● **Page excerpt**
Drops in, makes a 30-minute decision, leaves before the consequences arrive.

Mantra: I have a quick thought…
By - Founder, WorkFiveUpdated

Strategy dies in 30 minutes. Watch how.

Your team has been executing on the quarterly plan. Projects are moving. Momentum is building. People are focused. Then the SEAGULL descends. Loud. Fast. Confident. "Why are we doing this? This is wrong. We need to pivot. I have some thoughts."

Thirty minutes later: priorities are upended. The roadmap is questioned. Deliverables shift. Half the team is confused. Then the SEAGULL leaves. Flight rescheduled. They're gone by tomorrow.

What they leave behind: chaos. A team without clear direction. A different problem than the one they "fixed."

The pattern

The SEAGULL is the senior leader who descends from above, makes a hasty decision, and disappears. They fly into your meeting, squawk loudly, drop chaos everywhere, and leave before there are any consequences. By the time you understand what they wanted, they are gone. By the time you implement it, it is outdated. By the time it fails, they are focused on something else.

The SEAGULL operates with no accountability. They make decisions without full context. They commit to timelines they will not own. They propose solutions they will not have to maintain.

The worst part? The SEAGULL often feels like they are being helpful. They are "driving urgency." They are "making bold decisions." They are actually just creating chaos and leaving it for others to clean up.

The real cost

A SEAGULL executive once came to a team I worked with. They had been briefly speaking with a fairly new customer. Based on that lunch, they decided the product needed a complete redesign. Estimated work: six months. The team explained why the redesign was a bad idea. They did not listen - they knew better, their status made them confident.

The team spent six months on the redesign. It failed to gain traction. The executive had moved on to a different priority by then. The team was left holding the bag.

This happens constantly because SEAGULL decisions feel smart at the time. It's only in hindsight that you realise the SEAGULL never owned the consequence.

"I have a quick thought…"

How to survive it

1. Document the drive-by. When the SEAGULL unloads, respond with an email immediately. "Thanks for the input. Here's what I heard: [summary]. Here's what we're executing: [current plan]. Here's the impact of switching: [delay, cost]. Want to adjust?" Make it visible. Make it real.

● **Data provided**
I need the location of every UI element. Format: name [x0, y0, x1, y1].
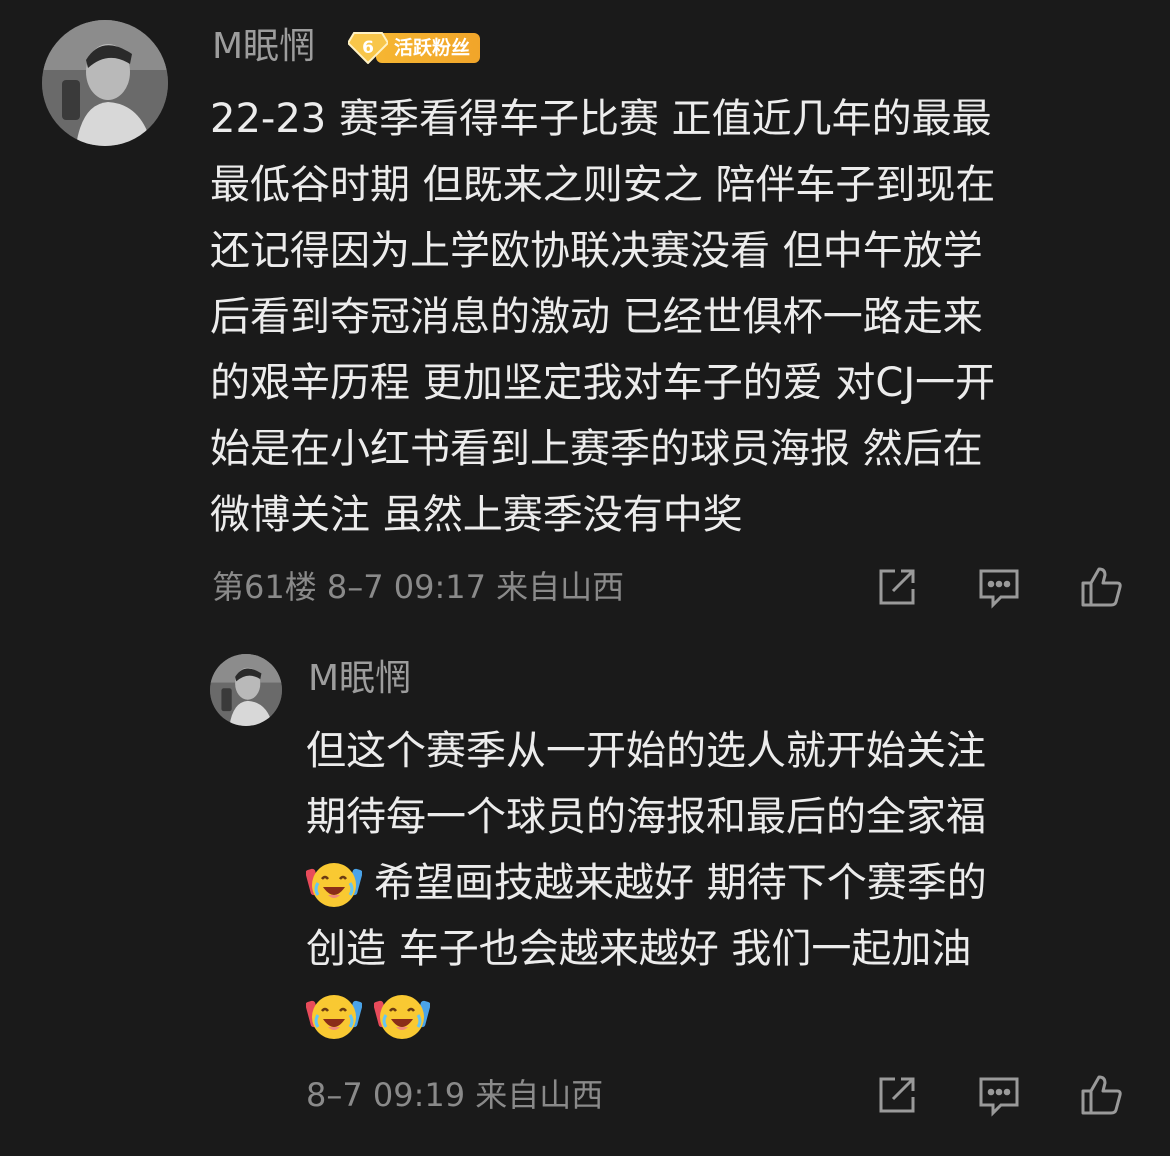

● **Instruction 1**
In the article on the SEAGULL leader, how long was the product redesign estimated to take?
● **Instruction 2**
Using the article on the SEAGULL leader, explain why, according to the author, this pattern occurs so often.
● **Instruction 3**
Carry on with the article on the SEAGULL leader from the point where it stops.
The material is not required for this work.

● **Expected output 1**
Six months.

● **Expected output 2**
It happens constantly because SEAGULL decisions feel smart when they are made. Only in hindsight does one realize that the SEAGULL never owned the consequence.

● **Expected output 3**
2. Get clear ownership. Before you pivot a single thing, get clarity. "Are you directly responsible for this decision?" If the new direction doesn't work out, who owns that outcome? They have less conviction when accountability gets personal.

3. Require async re-entry. When a SEAGULL drops a chaotic bomb into a meeting or Slack channel, don't react in real time. Freeze the interaction. Acknowledge with flat neutrality: "Got it. To make sure we execute this correctly, please drop those bullet points into the Notion ticket so the engineering team can estimate the scope shift." SEAGULLs despise friction. Forcing them to transition from verbal hand-waving to written accountability filters out low-conviction noise instantly. If it isn't worth 90 seconds of typing for them, it isn't worth a sprint pivot for you.

4. The 48-hour rule. Don't execute on any SEAGULL pivot for 48 hours. Let the recommendation sit. Often, by day two, the SEAGULL has forgotten about it or moved on to the next fire. Or your team has had time to think and can present counter-evidence. Urgency is rarely real.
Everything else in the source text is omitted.